**WHAT NEEDS TO BE DONE**:
Emit the data below verbatim, stripping out any pictures.

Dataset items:

++++

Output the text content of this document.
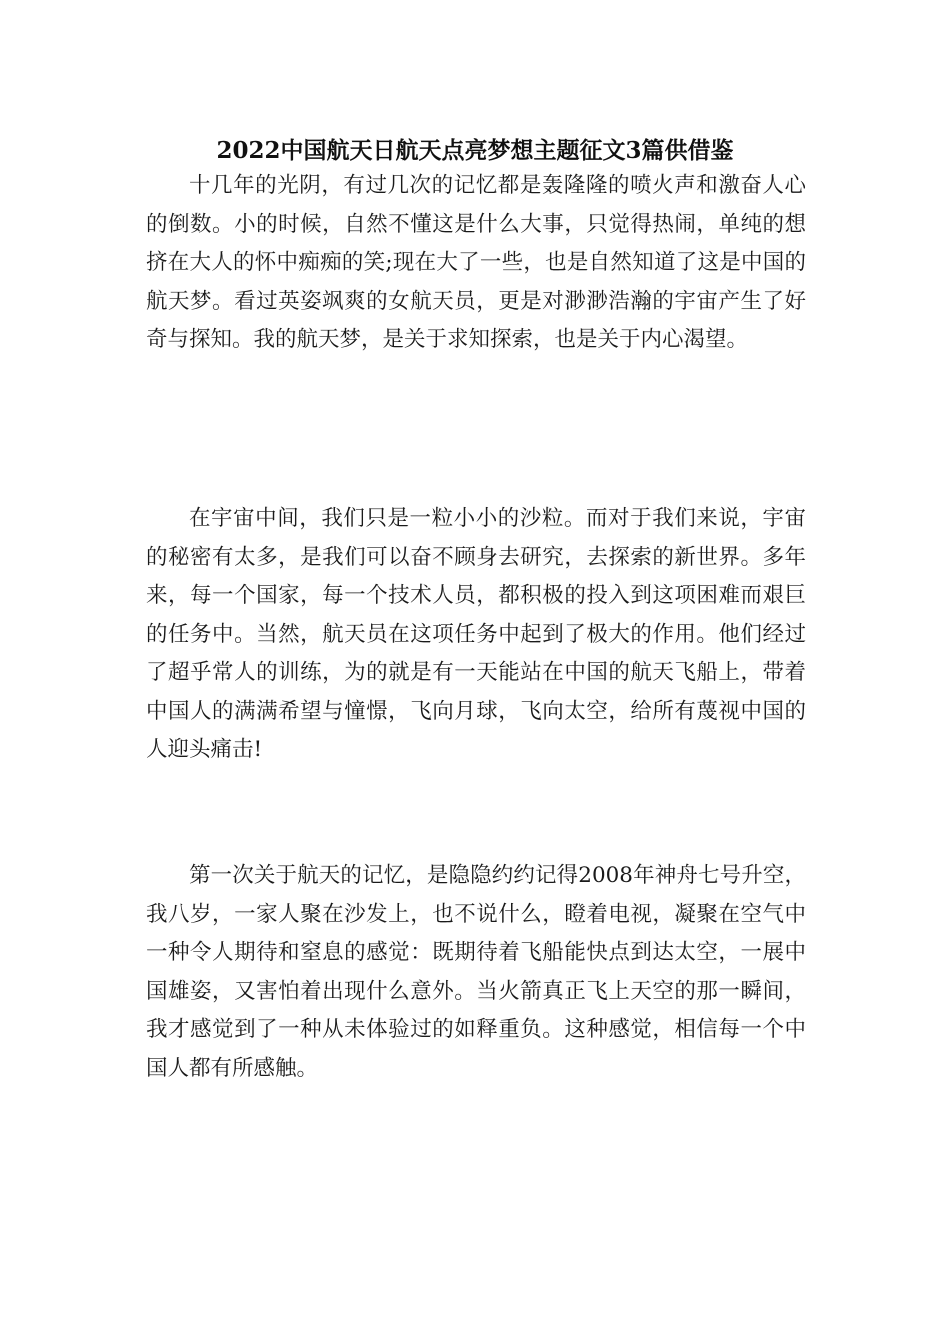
2022中国航天日航天点亮梦想主题征文3篇供借鉴

十几年的光阴，有过几次的记忆都是轰隆隆的喷火声和激奋人心的倒数。小的时候，自然不懂这是什么大事，只觉得热闹，单纯的想挤在大人的怀中痴痴的笑;现在大了一些，也是自然知道了这是中国的航天梦。看过英姿飒爽的女航天员，更是对渺渺浩瀚的宇宙产生了好奇与探知。我的航天梦，是关于求知探索，也是关于内心渴望。

在宇宙中间，我们只是一粒小小的沙粒。而对于我们来说，宇宙的秘密有太多，是我们可以奋不顾身去研究，去探索的新世界。多年来，每一个国家，每一个技术人员，都积极的投入到这项困难而艰巨的任务中。当然，航天员在这项任务中起到了极大的作用。他们经过了超乎常人的训练，为的就是有一天能站在中国的航天飞船上，带着中国人的满满希望与憧憬，飞向月球，飞向太空，给所有蔑视中国的人迎头痛击!

第一次关于航天的记忆，是隐隐约约记得2008年神舟七号升空，我八岁，一家人聚在沙发上，也不说什么，瞪着电视，凝聚在空气中一种令人期待和窒息的感觉：既期待着飞船能快点到达太空，一展中国雄姿，又害怕着出现什么意外。当火箭真正飞上天空的那一瞬间，我才感觉到了一种从未体验过的如释重负。这种感觉，相信每一个中国人都有所感触。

++++

**RESULT OF THE EXERCISE**:
Output the text content of this document.
2022中国航天日航天点亮梦想主题征文3篇供借鉴

十几年的光阴，有过几次的记忆都是轰隆隆的喷火声和激奋人心的倒数。小的时候，自然不懂这是什么大事，只觉得热闹，单纯的想挤在大人的怀中痴痴的笑;现在大了一些，也是自然知道了这是中国的航天梦。看过英姿飒爽的女航天员，更是对渺渺浩瀚的宇宙产生了好奇与探知。我的航天梦，是关于求知探索，也是关于内心渴望。

在宇宙中间，我们只是一粒小小的沙粒。而对于我们来说，宇宙的秘密有太多，是我们可以奋不顾身去研究，去探索的新世界。多年来，每一个国家，每一个技术人员，都积极的投入到这项困难而艰巨的任务中。当然，航天员在这项任务中起到了极大的作用。他们经过了超乎常人的训练，为的就是有一天能站在中国的航天飞船上，带着中国人的满满希望与憧憬，飞向月球，飞向太空，给所有蔑视中国的人迎头痛击!

第一次关于航天的记忆，是隐隐约约记得2008年神舟七号升空，我八岁，一家人聚在沙发上，也不说什么，瞪着电视，凝聚在空气中一种令人期待和窒息的感觉：既期待着飞船能快点到达太空，一展中国雄姿，又害怕着出现什么意外。当火箭真正飞上天空的那一瞬间，我才感觉到了一种从未体验过的如释重负。这种感觉，相信每一个中国人都有所感触。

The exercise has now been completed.